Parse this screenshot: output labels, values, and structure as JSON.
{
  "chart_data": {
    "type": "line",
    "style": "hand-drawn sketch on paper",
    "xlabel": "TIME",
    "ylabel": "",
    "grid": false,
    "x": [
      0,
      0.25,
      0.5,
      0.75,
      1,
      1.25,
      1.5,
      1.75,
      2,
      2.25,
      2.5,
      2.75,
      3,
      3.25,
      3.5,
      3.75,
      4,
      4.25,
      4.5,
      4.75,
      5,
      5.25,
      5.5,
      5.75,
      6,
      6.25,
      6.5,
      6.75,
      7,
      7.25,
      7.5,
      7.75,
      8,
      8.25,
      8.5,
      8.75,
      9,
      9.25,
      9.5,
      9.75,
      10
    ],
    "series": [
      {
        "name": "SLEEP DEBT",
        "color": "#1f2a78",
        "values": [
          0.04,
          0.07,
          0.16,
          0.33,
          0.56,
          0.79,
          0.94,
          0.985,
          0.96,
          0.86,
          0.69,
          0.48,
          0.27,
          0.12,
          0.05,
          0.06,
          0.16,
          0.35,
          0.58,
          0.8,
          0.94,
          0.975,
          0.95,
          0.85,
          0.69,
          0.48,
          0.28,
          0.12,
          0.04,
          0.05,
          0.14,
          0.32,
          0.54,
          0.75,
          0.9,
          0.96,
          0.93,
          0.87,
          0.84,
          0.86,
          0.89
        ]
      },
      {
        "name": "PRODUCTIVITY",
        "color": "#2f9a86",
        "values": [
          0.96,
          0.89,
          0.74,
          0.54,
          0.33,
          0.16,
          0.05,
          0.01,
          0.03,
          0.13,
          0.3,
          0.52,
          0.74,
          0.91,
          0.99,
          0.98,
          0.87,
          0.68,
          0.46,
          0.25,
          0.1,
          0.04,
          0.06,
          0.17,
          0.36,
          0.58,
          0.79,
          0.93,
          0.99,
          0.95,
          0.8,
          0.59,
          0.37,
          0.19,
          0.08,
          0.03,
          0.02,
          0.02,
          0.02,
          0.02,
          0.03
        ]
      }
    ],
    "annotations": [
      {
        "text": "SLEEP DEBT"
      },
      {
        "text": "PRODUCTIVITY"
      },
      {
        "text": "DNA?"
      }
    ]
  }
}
=====
> TASK DIRECTIONS
Extract every entry in the listing word for word.

> EXERCISE RESULT
Parse this screenshot: output labels, values, and structure as JSON.
{
  "chart_data": {
    "type": "line",
    "style": "hand-drawn sketch on paper",
    "xlabel": "TIME",
    "ylabel": "",
    "grid": false,
    "x": [
      0,
      0.25,
      0.5,
      0.75,
      1,
      1.25,
      1.5,
      1.75,
      2,
      2.25,
      2.5,
      2.75,
      3,
      3.25,
      3.5,
      3.75,
      4,
      4.25,
      4.5,
      4.75,
      5,
      5.25,
      5.5,
      5.75,
      6,
      6.25,
      6.5,
      6.75,
      7,
      7.25,
      7.5,
      7.75,
      8,
      8.25,
      8.5,
      8.75,
      9,
      9.25,
      9.5,
      9.75,
      10
    ],
    "series": [
      {
        "name": "SLEEP DEBT",
        "color": "#1f2a78",
        "values": [
          0.04,
          0.07,
          0.16,
          0.33,
          0.56,
          0.79,
          0.94,
          0.985,
          0.96,
          0.86,
          0.69,
          0.48,
          0.27,
          0.12,
          0.05,
          0.06,
          0.16,
          0.35,
          0.58,
          0.8,
          0.94,
          0.975,
          0.95,
          0.85,
          0.69,
          0.48,
          0.28,
          0.12,
          0.04,
          0.05,
          0.14,
          0.32,
          0.54,
          0.75,
          0.9,
          0.96,
          0.93,
          0.87,
          0.84,
          0.86,
          0.89
        ]
      },
      {
        "name": "PRODUCTIVITY",
        "color": "#2f9a86",
        "values": [
          0.96,
          0.89,
          0.74,
          0.54,
          0.33,
          0.16,
          0.05,
          0.01,
          0.03,
          0.13,
          0.3,
          0.52,
          0.74,
          0.91,
          0.99,
          0.98,
          0.87,
          0.68,
          0.46,
          0.25,
          0.1,
          0.04,
          0.06,
          0.17,
          0.36,
          0.58,
          0.79,
          0.93,
          0.99,
          0.95,
          0.8,
          0.59,
          0.37,
          0.19,
          0.08,
          0.03,
          0.02,
          0.02,
          0.02,
          0.02,
          0.03
        ]
      }
    ],
    "annotations": [
      {
        "text": "SLEEP DEBT"
      },
      {
        "text": "PRODUCTIVITY"
      },
      {
        "text": "DNA?"
      }
    ]
  }
}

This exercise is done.